Word for word, transcribe the lines from the one containing "Type out the text in this image." through the end of the entries, both included, and nothing else.

* Start DATA LINES *

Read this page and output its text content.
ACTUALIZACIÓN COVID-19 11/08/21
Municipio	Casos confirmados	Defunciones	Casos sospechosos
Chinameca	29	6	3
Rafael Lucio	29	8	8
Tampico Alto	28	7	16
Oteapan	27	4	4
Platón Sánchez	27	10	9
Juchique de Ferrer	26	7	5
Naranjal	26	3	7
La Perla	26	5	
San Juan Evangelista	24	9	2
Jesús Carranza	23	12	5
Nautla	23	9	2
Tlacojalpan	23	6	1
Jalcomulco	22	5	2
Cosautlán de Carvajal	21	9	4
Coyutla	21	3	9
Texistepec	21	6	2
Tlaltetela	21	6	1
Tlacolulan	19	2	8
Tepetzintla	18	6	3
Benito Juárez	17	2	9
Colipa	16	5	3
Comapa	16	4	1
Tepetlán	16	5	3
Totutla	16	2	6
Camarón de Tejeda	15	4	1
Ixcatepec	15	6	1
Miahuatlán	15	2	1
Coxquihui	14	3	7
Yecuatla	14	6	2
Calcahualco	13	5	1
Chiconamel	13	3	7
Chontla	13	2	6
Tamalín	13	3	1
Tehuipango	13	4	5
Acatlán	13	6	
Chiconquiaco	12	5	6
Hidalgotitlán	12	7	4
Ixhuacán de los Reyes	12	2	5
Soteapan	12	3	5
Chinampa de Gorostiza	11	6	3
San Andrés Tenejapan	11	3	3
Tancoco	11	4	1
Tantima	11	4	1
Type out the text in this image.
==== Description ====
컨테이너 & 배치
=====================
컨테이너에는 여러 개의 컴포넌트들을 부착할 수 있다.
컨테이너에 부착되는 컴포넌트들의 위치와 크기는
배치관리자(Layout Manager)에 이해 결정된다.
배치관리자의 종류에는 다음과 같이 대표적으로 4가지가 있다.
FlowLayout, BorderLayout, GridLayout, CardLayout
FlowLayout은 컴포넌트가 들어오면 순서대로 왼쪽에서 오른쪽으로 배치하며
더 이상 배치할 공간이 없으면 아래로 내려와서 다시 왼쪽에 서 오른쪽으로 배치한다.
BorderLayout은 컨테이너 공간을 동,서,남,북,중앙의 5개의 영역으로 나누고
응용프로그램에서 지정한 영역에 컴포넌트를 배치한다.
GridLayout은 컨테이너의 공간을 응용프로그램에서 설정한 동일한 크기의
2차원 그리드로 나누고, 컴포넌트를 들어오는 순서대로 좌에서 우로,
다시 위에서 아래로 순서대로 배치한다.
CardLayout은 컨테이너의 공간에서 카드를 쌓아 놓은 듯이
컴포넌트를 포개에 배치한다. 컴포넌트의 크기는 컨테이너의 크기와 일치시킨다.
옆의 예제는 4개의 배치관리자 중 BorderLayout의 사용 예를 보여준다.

* End DATA LINES *

_SOLUTION TO THE PROBLEM_
Type out the text in this image.
==== Description ====
컨테이너 & 배치
=====================
컨테이너에는 여러 개의 컴포넌트들을 부착할 수 있다.
컨테이너에 부착되는 컴포넌트들의 위치와 크기는
배치관리자(Layout Manager)에 이해 결정된다.
배치관리자의 종류에는 다음과 같이 대표적으로 4가지가 있다.
FlowLayout, BorderLayout, GridLayout, CardLayout
FlowLayout은 컴포넌트가 들어오면 순서대로 왼쪽에서 오른쪽으로 배치하며
더 이상 배치할 공간이 없으면 아래로 내려와서 다시 왼쪽에 서 오른쪽으로 배치한다.
BorderLayout은 컨테이너 공간을 동,서,남,북,중앙의 5개의 영역으로 나누고
응용프로그램에서 지정한 영역에 컴포넌트를 배치한다.
GridLayout은 컨테이너의 공간을 응용프로그램에서 설정한 동일한 크기의
2차원 그리드로 나누고, 컴포넌트를 들어오는 순서대로 좌에서 우로,
다시 위에서 아래로 순서대로 배치한다.
CardLayout은 컨테이너의 공간에서 카드를 쌓아 놓은 듯이
컴포넌트를 포개에 배치한다. 컴포넌트의 크기는 컨테이너의 크기와 일치시킨다.
옆의 예제는 4개의 배치관리자 중 BorderLayout의 사용 예를 보여준다.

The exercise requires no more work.